_Task input_.
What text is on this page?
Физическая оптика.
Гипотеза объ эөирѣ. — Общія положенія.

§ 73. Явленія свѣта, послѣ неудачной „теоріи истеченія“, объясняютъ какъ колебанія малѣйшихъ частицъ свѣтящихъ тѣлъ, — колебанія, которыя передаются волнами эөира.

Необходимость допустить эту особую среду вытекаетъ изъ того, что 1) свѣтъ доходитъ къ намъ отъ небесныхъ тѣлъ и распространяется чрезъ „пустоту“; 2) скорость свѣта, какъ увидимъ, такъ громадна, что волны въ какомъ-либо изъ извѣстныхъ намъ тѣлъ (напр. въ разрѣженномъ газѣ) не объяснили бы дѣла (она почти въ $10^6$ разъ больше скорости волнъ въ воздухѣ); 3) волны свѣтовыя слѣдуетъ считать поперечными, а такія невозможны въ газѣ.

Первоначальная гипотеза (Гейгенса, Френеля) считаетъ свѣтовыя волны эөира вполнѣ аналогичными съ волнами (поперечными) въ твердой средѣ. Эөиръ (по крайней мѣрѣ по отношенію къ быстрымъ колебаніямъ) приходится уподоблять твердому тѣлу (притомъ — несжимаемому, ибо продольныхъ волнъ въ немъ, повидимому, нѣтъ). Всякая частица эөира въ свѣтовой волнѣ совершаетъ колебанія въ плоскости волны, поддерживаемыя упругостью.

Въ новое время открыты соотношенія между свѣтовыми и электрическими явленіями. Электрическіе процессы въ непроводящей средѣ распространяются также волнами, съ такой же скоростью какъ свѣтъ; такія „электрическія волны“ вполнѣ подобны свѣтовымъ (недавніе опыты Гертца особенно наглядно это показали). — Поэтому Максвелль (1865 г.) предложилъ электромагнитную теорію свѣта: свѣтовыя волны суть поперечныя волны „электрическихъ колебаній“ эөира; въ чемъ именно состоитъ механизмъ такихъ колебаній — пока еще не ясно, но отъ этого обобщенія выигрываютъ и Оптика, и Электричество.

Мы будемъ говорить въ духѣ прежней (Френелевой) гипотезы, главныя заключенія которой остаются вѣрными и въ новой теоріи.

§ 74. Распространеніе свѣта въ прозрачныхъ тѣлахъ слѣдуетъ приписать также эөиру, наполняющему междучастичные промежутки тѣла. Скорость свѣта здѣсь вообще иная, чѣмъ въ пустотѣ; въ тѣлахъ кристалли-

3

_Written request_. Repeat the whole listing exactly, keeping every line intact.

_Task answer_.
What text is on this page?
Физическая оптика.
Гипотеза объ эөирѣ. — Общія положенія.

§ 73. Явленія свѣта, послѣ неудачной „теоріи истеченія“, объясняютъ какъ колебанія малѣйшихъ частицъ свѣтящихъ тѣлъ, — колебанія, которыя передаются волнами эөира.

Необходимость допустить эту особую среду вытекаетъ изъ того, что 1) свѣтъ доходитъ къ намъ отъ небесныхъ тѣлъ и распространяется чрезъ „пустоту“; 2) скорость свѣта, какъ увидимъ, такъ громадна, что волны въ какомъ-либо изъ извѣстныхъ намъ тѣлъ (напр. въ разрѣженномъ газѣ) не объяснили бы дѣла (она почти въ $10^6$ разъ больше скорости волнъ въ воздухѣ); 3) волны свѣтовыя слѣдуетъ считать поперечными, а такія невозможны въ газѣ.

Первоначальная гипотеза (Гейгенса, Френеля) считаетъ свѣтовыя волны эөира вполнѣ аналогичными съ волнами (поперечными) въ твердой средѣ. Эөиръ (по крайней мѣрѣ по отношенію къ быстрымъ колебаніямъ) приходится уподоблять твердому тѣлу (притомъ — несжимаемому, ибо продольныхъ волнъ въ немъ, повидимому, нѣтъ). Всякая частица эөира въ свѣтовой волнѣ совершаетъ колебанія въ плоскости волны, поддерживаемыя упругостью.

Въ новое время открыты соотношенія между свѣтовыми и электрическими явленіями. Электрическіе процессы въ непроводящей средѣ распространяются также волнами, съ такой же скоростью какъ свѣтъ; такія „электрическія волны“ вполнѣ подобны свѣтовымъ (недавніе опыты Гертца особенно наглядно это показали). — Поэтому Максвелль (1865 г.) предложилъ электромагнитную теорію свѣта: свѣтовыя волны суть поперечныя волны „электрическихъ колебаній“ эөира; въ чемъ именно состоитъ механизмъ такихъ колебаній — пока еще не ясно, но отъ этого обобщенія выигрываютъ и Оптика, и Электричество.

Мы будемъ говорить въ духѣ прежней (Френелевой) гипотезы, главныя заключенія которой остаются вѣрными и въ новой теоріи.

§ 74. Распространеніе свѣта въ прозрачныхъ тѣлахъ слѣдуетъ приписать также эөиру, наполняющему междучастичные промежутки тѣла. Скорость свѣта здѣсь вообще иная, чѣмъ въ пустотѣ; въ тѣлахъ кристалли-

3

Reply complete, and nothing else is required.